§ Goal of the exercise
Say how many lines hold the string "ylabel"; please write nothing but the number.

Records that describe figures
****
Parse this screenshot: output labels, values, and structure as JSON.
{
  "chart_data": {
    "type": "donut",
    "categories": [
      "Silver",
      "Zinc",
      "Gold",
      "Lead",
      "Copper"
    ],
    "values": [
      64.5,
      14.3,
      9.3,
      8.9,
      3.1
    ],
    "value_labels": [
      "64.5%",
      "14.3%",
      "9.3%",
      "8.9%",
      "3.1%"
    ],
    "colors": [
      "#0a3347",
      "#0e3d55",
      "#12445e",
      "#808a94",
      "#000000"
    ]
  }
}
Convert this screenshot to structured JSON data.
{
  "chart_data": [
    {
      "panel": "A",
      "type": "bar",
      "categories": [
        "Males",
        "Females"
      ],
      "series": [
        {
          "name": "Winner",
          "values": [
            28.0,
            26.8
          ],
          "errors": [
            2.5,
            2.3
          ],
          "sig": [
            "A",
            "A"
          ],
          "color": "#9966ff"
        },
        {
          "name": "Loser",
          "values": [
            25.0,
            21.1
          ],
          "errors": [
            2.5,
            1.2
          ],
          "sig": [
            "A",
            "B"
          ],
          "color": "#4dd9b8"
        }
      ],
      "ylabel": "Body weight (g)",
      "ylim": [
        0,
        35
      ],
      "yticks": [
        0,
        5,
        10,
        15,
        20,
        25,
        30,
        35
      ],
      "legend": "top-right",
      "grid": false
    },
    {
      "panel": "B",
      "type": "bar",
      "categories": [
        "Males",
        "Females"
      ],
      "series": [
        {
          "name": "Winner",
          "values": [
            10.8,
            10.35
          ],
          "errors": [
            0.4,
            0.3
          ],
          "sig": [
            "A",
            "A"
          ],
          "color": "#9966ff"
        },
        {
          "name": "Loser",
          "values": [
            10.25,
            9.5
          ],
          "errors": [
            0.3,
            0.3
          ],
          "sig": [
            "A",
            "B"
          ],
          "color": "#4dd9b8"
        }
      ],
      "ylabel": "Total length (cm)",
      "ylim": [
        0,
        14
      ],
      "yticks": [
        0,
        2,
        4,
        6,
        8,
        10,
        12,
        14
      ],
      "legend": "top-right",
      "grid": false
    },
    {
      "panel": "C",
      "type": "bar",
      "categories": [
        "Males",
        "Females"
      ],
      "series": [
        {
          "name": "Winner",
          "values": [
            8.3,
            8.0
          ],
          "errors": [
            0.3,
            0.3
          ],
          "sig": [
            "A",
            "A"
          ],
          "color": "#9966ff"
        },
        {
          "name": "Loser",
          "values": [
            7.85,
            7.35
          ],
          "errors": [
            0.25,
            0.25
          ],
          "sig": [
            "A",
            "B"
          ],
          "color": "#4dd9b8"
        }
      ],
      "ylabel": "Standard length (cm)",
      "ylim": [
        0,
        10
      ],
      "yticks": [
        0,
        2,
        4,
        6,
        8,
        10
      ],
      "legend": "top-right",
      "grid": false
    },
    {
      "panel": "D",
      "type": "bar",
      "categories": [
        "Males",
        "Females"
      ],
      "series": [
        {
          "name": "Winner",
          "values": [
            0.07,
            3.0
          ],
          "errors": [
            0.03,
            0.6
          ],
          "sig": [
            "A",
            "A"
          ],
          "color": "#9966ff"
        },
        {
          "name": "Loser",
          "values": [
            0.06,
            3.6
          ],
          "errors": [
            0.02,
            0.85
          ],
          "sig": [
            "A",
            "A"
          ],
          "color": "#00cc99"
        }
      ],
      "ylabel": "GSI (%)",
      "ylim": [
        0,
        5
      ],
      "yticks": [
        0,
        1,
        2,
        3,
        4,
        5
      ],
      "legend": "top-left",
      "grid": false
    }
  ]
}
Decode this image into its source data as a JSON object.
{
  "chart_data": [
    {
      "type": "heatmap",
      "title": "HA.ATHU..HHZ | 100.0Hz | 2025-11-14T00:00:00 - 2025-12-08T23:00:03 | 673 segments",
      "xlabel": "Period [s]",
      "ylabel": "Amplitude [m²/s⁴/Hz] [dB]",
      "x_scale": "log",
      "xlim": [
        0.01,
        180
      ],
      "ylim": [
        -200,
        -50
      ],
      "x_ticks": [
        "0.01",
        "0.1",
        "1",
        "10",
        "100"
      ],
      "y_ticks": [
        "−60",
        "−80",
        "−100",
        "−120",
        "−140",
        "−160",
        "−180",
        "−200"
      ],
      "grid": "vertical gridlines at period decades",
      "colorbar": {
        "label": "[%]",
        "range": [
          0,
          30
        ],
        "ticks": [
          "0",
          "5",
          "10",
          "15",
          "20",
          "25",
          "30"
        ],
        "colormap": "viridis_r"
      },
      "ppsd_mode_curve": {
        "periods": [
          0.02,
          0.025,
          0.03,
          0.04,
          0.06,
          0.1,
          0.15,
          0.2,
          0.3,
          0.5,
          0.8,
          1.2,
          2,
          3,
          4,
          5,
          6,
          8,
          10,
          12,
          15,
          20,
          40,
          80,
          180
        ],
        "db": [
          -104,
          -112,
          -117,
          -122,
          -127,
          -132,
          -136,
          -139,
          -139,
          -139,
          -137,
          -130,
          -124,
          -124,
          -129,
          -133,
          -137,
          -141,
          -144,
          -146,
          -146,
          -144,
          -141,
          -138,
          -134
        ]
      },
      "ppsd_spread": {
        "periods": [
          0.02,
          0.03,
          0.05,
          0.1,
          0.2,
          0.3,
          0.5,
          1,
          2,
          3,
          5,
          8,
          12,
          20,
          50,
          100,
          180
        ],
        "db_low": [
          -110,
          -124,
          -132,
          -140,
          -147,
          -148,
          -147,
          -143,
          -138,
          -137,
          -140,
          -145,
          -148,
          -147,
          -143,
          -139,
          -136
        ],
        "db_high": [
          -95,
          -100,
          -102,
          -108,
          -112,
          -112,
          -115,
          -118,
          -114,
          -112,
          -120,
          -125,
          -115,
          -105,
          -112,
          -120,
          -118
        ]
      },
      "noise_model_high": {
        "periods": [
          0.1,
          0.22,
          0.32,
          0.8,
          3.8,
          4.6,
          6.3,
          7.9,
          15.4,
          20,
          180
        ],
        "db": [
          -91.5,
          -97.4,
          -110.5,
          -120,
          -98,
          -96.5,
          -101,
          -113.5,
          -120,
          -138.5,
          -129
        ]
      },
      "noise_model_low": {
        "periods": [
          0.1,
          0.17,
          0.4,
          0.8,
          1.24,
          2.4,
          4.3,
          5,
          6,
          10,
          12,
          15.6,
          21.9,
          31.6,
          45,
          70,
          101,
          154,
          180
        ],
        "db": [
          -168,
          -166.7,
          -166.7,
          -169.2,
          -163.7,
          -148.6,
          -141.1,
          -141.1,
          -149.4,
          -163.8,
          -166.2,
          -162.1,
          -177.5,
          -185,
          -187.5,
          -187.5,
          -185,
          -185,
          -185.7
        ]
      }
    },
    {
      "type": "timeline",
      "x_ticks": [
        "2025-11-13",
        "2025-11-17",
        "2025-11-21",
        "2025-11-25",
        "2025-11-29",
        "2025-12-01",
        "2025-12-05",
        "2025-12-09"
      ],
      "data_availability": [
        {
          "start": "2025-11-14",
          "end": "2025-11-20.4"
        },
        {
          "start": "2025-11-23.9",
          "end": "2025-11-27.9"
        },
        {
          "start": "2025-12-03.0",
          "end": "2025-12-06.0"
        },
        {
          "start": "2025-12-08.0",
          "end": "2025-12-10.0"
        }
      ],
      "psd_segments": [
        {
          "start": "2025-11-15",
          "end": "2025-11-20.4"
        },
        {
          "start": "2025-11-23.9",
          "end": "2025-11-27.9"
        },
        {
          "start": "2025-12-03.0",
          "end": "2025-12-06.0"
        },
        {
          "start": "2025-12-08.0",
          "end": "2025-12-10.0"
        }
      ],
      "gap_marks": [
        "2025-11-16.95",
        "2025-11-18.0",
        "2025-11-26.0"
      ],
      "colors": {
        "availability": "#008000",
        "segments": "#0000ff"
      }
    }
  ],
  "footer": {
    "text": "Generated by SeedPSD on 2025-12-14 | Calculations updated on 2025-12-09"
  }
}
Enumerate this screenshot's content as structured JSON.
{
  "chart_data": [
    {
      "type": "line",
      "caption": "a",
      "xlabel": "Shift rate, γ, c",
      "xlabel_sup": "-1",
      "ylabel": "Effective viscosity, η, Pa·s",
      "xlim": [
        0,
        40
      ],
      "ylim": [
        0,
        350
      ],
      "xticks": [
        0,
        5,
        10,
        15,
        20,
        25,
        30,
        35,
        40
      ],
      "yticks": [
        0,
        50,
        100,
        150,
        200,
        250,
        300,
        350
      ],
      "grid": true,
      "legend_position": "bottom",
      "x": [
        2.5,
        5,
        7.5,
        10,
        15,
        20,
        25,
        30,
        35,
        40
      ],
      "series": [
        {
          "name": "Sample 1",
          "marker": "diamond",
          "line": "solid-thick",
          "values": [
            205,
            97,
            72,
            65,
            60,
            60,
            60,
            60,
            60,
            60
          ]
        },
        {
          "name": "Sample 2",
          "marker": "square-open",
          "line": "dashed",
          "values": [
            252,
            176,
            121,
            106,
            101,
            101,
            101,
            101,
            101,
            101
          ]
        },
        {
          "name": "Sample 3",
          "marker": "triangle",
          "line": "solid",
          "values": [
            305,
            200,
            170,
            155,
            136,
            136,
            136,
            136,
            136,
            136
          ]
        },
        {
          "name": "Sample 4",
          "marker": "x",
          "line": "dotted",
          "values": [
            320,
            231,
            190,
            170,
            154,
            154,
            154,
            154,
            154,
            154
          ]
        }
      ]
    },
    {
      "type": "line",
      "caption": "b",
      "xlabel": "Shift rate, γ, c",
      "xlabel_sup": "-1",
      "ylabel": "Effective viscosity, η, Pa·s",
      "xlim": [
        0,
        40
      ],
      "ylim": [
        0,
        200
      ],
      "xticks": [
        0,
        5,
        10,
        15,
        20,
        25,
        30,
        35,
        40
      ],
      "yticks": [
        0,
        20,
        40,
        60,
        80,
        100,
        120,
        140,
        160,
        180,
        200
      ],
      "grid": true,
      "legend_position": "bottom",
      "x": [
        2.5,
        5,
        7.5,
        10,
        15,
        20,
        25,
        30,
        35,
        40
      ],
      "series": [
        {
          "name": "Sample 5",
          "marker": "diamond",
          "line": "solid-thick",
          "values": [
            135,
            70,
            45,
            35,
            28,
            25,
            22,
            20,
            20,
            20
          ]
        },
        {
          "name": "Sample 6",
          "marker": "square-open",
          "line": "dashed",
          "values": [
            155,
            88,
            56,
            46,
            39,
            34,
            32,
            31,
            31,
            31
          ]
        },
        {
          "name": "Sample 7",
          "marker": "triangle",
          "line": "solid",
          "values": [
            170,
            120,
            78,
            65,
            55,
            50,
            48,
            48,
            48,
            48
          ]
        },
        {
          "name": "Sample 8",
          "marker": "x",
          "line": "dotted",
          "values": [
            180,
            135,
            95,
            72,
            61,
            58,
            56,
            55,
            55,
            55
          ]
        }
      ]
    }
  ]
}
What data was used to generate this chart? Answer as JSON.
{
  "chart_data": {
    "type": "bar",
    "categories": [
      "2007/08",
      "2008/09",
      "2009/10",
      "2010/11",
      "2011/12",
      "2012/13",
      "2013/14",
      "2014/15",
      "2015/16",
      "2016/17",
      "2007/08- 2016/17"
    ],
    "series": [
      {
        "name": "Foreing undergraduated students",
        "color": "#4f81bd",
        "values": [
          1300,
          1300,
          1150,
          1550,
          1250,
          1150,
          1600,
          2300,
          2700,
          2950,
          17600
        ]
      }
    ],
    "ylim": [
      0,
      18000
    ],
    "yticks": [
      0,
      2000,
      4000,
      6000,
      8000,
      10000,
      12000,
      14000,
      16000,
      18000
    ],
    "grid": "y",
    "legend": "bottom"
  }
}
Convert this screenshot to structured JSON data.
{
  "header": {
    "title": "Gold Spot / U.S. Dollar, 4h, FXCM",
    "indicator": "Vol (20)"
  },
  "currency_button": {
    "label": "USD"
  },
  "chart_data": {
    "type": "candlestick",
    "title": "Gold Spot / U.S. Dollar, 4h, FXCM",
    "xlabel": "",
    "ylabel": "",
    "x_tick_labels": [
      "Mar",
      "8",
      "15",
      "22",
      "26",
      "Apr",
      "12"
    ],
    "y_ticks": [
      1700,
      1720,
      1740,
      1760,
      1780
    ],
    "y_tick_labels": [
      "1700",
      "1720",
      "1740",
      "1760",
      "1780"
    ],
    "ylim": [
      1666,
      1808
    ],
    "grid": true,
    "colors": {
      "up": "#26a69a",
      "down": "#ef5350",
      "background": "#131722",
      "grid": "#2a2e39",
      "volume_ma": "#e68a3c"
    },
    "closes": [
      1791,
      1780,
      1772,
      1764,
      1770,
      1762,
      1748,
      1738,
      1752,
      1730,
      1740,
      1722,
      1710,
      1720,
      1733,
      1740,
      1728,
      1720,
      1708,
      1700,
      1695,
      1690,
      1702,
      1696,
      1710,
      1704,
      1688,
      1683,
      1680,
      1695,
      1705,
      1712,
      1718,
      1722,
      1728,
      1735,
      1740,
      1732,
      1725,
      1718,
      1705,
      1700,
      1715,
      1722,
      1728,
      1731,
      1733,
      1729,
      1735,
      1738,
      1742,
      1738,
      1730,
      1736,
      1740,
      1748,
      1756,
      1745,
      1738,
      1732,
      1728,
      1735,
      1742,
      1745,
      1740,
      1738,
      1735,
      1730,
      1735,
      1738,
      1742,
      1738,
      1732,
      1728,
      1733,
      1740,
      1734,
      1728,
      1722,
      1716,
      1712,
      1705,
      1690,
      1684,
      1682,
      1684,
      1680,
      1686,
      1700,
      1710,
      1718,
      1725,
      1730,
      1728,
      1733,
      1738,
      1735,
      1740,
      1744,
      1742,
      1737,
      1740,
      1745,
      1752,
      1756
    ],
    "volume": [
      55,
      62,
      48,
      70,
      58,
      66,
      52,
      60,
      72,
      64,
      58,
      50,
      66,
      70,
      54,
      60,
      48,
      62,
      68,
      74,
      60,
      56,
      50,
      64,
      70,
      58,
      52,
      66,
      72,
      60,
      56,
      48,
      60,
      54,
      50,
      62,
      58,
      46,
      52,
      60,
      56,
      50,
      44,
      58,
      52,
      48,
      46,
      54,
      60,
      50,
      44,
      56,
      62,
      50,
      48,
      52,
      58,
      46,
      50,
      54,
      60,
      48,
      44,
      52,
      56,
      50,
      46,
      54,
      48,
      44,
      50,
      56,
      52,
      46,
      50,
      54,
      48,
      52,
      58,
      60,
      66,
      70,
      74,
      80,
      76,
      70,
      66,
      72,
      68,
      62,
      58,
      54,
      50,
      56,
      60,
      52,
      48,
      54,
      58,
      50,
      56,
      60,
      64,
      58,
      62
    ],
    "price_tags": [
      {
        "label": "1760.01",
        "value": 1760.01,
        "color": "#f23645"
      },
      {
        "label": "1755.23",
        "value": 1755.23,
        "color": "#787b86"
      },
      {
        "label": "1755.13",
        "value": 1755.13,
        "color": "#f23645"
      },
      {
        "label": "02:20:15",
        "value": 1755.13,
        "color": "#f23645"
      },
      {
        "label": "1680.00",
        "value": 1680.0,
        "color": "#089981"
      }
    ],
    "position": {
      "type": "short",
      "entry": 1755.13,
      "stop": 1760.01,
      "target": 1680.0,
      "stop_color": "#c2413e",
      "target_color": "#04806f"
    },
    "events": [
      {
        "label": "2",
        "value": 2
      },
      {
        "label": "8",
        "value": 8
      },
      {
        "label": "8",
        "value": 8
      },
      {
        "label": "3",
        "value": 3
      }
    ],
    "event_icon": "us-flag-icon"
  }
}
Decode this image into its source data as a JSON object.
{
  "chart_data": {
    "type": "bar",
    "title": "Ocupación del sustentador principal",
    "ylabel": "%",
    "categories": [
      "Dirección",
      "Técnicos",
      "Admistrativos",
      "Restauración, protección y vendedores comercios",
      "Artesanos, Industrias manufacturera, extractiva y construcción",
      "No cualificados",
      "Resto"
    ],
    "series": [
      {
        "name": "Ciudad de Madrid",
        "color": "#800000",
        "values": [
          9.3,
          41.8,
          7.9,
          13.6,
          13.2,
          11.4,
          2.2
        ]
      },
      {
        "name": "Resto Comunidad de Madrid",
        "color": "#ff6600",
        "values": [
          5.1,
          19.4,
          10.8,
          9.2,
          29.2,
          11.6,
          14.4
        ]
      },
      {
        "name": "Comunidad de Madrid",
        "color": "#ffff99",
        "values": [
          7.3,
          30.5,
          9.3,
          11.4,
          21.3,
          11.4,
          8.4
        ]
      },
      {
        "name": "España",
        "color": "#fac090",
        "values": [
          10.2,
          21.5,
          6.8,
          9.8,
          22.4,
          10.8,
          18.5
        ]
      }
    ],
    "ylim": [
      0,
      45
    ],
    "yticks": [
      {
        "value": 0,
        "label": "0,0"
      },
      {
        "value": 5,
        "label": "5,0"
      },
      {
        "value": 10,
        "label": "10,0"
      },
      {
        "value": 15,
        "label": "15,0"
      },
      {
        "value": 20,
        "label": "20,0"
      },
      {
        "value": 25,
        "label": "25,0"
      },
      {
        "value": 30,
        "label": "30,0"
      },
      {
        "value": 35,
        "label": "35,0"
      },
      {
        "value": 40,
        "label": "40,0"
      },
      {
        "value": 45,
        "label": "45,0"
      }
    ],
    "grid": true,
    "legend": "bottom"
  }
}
****
§ Answer to this exercise
9